Stored data:
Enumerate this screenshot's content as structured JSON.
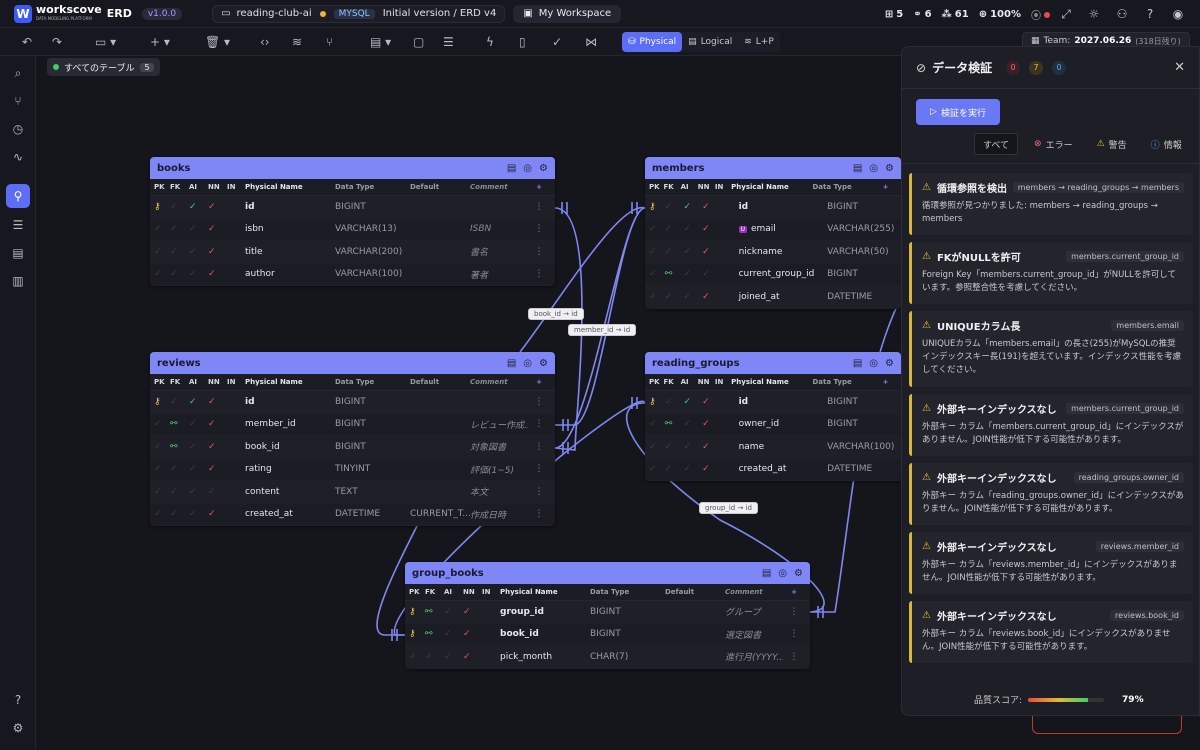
{
  "header": {
    "brand": "workscove",
    "brand_sub": "DATA MODELING PLATFORM",
    "app": "ERD",
    "version": "v1.0.0",
    "project": "reading-club-ai",
    "db": "MYSQL",
    "version_name": "Initial version / ERD v4",
    "workspace": "My Workspace",
    "stats": {
      "tables": "5",
      "relations": "6",
      "nodes": "61",
      "zoom": "100%"
    }
  },
  "toolbar": {
    "view_physical": "Physical",
    "view_logical": "Logical",
    "view_lp": "L+P",
    "team_label": "Team:",
    "team_date": "2027.06.26",
    "team_days": "(318日残り)"
  },
  "canvas": {
    "tab_label": "すべてのテーブル",
    "tab_count": "5"
  },
  "columns": [
    "PK",
    "FK",
    "AI",
    "NN",
    "IN",
    "Physical Name",
    "Data Type",
    "Default",
    "Comment"
  ],
  "tables": {
    "books": {
      "name": "books",
      "rows": [
        [
          "id",
          "BIGINT",
          "",
          ""
        ],
        [
          "isbn",
          "VARCHAR(13)",
          "",
          "ISBN"
        ],
        [
          "title",
          "VARCHAR(200)",
          "",
          "書名"
        ],
        [
          "author",
          "VARCHAR(100)",
          "",
          "著者"
        ]
      ]
    },
    "members": {
      "name": "members",
      "rows": [
        [
          "id",
          "BIGINT",
          "",
          ""
        ],
        [
          "email",
          "VARCHAR(255)",
          "",
          ""
        ],
        [
          "nickname",
          "VARCHAR(50)",
          "",
          ""
        ],
        [
          "current_group_id",
          "BIGINT",
          "",
          ""
        ],
        [
          "joined_at",
          "DATETIME",
          "",
          ""
        ]
      ]
    },
    "reviews": {
      "name": "reviews",
      "rows": [
        [
          "id",
          "BIGINT",
          "",
          ""
        ],
        [
          "member_id",
          "BIGINT",
          "",
          "レビュー作成..."
        ],
        [
          "book_id",
          "BIGINT",
          "",
          "対象図書"
        ],
        [
          "rating",
          "TINYINT",
          "",
          "評価(1~5)"
        ],
        [
          "content",
          "TEXT",
          "",
          "本文"
        ],
        [
          "created_at",
          "DATETIME",
          "CURRENT_T...",
          "作成日時"
        ]
      ]
    },
    "reading_groups": {
      "name": "reading_groups",
      "rows": [
        [
          "id",
          "BIGINT",
          "",
          ""
        ],
        [
          "owner_id",
          "BIGINT",
          "",
          ""
        ],
        [
          "name",
          "VARCHAR(100)",
          "",
          ""
        ],
        [
          "created_at",
          "DATETIME",
          "",
          ""
        ]
      ]
    },
    "group_books": {
      "name": "group_books",
      "rows": [
        [
          "group_id",
          "BIGINT",
          "",
          "グループ"
        ],
        [
          "book_id",
          "BIGINT",
          "",
          "選定図書"
        ],
        [
          "pick_month",
          "CHAR(7)",
          "",
          "進行月(YYYY..."
        ]
      ]
    }
  },
  "relations": [
    "book_id → id",
    "member_id → id",
    "group_id → id"
  ],
  "panel": {
    "title": "データ検証",
    "err": "0",
    "warn": "7",
    "info": "0",
    "run": "検証を実行",
    "f_all": "すべて",
    "f_err": "エラー",
    "f_warn": "警告",
    "f_info": "情報",
    "score_label": "品質スコア:",
    "score": "79%",
    "score_value": 0.79,
    "cards": [
      {
        "title": "循環参照を検出",
        "tag": "members → reading_groups → members",
        "body": "循環参照が見つかりました: members → reading_groups → members"
      },
      {
        "title": "FKがNULLを許可",
        "tag": "members.current_group_id",
        "body": "Foreign Key「members.current_group_id」がNULLを許可しています。参照整合性を考慮してください。"
      },
      {
        "title": "UNIQUEカラム長",
        "tag": "members.email",
        "body": "UNIQUEカラム「members.email」の長さ(255)がMySQLの推奨インデックスキー長(191)を超えています。インデックス性能を考慮してください。"
      },
      {
        "title": "外部キーインデックスなし",
        "tag": "members.current_group_id",
        "body": "外部キー カラム「members.current_group_id」にインデックスがありません。JOIN性能が低下する可能性があります。"
      },
      {
        "title": "外部キーインデックスなし",
        "tag": "reading_groups.owner_id",
        "body": "外部キー カラム「reading_groups.owner_id」にインデックスがありません。JOIN性能が低下する可能性があります。"
      },
      {
        "title": "外部キーインデックスなし",
        "tag": "reviews.member_id",
        "body": "外部キー カラム「reviews.member_id」にインデックスがありません。JOIN性能が低下する可能性があります。"
      },
      {
        "title": "外部キーインデックスなし",
        "tag": "reviews.book_id",
        "body": "外部キー カラム「reviews.book_id」にインデックスがありません。JOIN性能が低下する可能性があります。"
      }
    ]
  }
}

→ Set exercise
Reproduce each line of the records exactly, and omit every picture.

→ Complete answer
Enumerate this screenshot's content as structured JSON.
{
  "header": {
    "brand": "workscove",
    "brand_sub": "DATA MODELING PLATFORM",
    "app": "ERD",
    "version": "v1.0.0",
    "project": "reading-club-ai",
    "db": "MYSQL",
    "version_name": "Initial version / ERD v4",
    "workspace": "My Workspace",
    "stats": {
      "tables": "5",
      "relations": "6",
      "nodes": "61",
      "zoom": "100%"
    }
  },
  "toolbar": {
    "view_physical": "Physical",
    "view_logical": "Logical",
    "view_lp": "L+P",
    "team_label": "Team:",
    "team_date": "2027.06.26",
    "team_days": "(318日残り)"
  },
  "canvas": {
    "tab_label": "すべてのテーブル",
    "tab_count": "5"
  },
  "columns": [
    "PK",
    "FK",
    "AI",
    "NN",
    "IN",
    "Physical Name",
    "Data Type",
    "Default",
    "Comment"
  ],
  "tables": {
    "books": {
      "name": "books",
      "rows": [
        [
          "id",
          "BIGINT",
          "",
          ""
        ],
        [
          "isbn",
          "VARCHAR(13)",
          "",
          "ISBN"
        ],
        [
          "title",
          "VARCHAR(200)",
          "",
          "書名"
        ],
        [
          "author",
          "VARCHAR(100)",
          "",
          "著者"
        ]
      ]
    },
    "members": {
      "name": "members",
      "rows": [
        [
          "id",
          "BIGINT",
          "",
          ""
        ],
        [
          "email",
          "VARCHAR(255)",
          "",
          ""
        ],
        [
          "nickname",
          "VARCHAR(50)",
          "",
          ""
        ],
        [
          "current_group_id",
          "BIGINT",
          "",
          ""
        ],
        [
          "joined_at",
          "DATETIME",
          "",
          ""
        ]
      ]
    },
    "reviews": {
      "name": "reviews",
      "rows": [
        [
          "id",
          "BIGINT",
          "",
          ""
        ],
        [
          "member_id",
          "BIGINT",
          "",
          "レビュー作成..."
        ],
        [
          "book_id",
          "BIGINT",
          "",
          "対象図書"
        ],
        [
          "rating",
          "TINYINT",
          "",
          "評価(1~5)"
        ],
        [
          "content",
          "TEXT",
          "",
          "本文"
        ],
        [
          "created_at",
          "DATETIME",
          "CURRENT_T...",
          "作成日時"
        ]
      ]
    },
    "reading_groups": {
      "name": "reading_groups",
      "rows": [
        [
          "id",
          "BIGINT",
          "",
          ""
        ],
        [
          "owner_id",
          "BIGINT",
          "",
          ""
        ],
        [
          "name",
          "VARCHAR(100)",
          "",
          ""
        ],
        [
          "created_at",
          "DATETIME",
          "",
          ""
        ]
      ]
    },
    "group_books": {
      "name": "group_books",
      "rows": [
        [
          "group_id",
          "BIGINT",
          "",
          "グループ"
        ],
        [
          "book_id",
          "BIGINT",
          "",
          "選定図書"
        ],
        [
          "pick_month",
          "CHAR(7)",
          "",
          "進行月(YYYY..."
        ]
      ]
    }
  },
  "relations": [
    "book_id → id",
    "member_id → id",
    "group_id → id"
  ],
  "panel": {
    "title": "データ検証",
    "err": "0",
    "warn": "7",
    "info": "0",
    "run": "検証を実行",
    "f_all": "すべて",
    "f_err": "エラー",
    "f_warn": "警告",
    "f_info": "情報",
    "score_label": "品質スコア:",
    "score": "79%",
    "score_value": 0.79,
    "cards": [
      {
        "title": "循環参照を検出",
        "tag": "members → reading_groups → members",
        "body": "循環参照が見つかりました: members → reading_groups → members"
      },
      {
        "title": "FKがNULLを許可",
        "tag": "members.current_group_id",
        "body": "Foreign Key「members.current_group_id」がNULLを許可しています。参照整合性を考慮してください。"
      },
      {
        "title": "UNIQUEカラム長",
        "tag": "members.email",
        "body": "UNIQUEカラム「members.email」の長さ(255)がMySQLの推奨インデックスキー長(191)を超えています。インデックス性能を考慮してください。"
      },
      {
        "title": "外部キーインデックスなし",
        "tag": "members.current_group_id",
        "body": "外部キー カラム「members.current_group_id」にインデックスがありません。JOIN性能が低下する可能性があります。"
      },
      {
        "title": "外部キーインデックスなし",
        "tag": "reading_groups.owner_id",
        "body": "外部キー カラム「reading_groups.owner_id」にインデックスがありません。JOIN性能が低下する可能性があります。"
      },
      {
        "title": "外部キーインデックスなし",
        "tag": "reviews.member_id",
        "body": "外部キー カラム「reviews.member_id」にインデックスがありません。JOIN性能が低下する可能性があります。"
      },
      {
        "title": "外部キーインデックスなし",
        "tag": "reviews.book_id",
        "body": "外部キー カラム「reviews.book_id」にインデックスがありません。JOIN性能が低下する可能性があります。"
      }
    ]
  }
}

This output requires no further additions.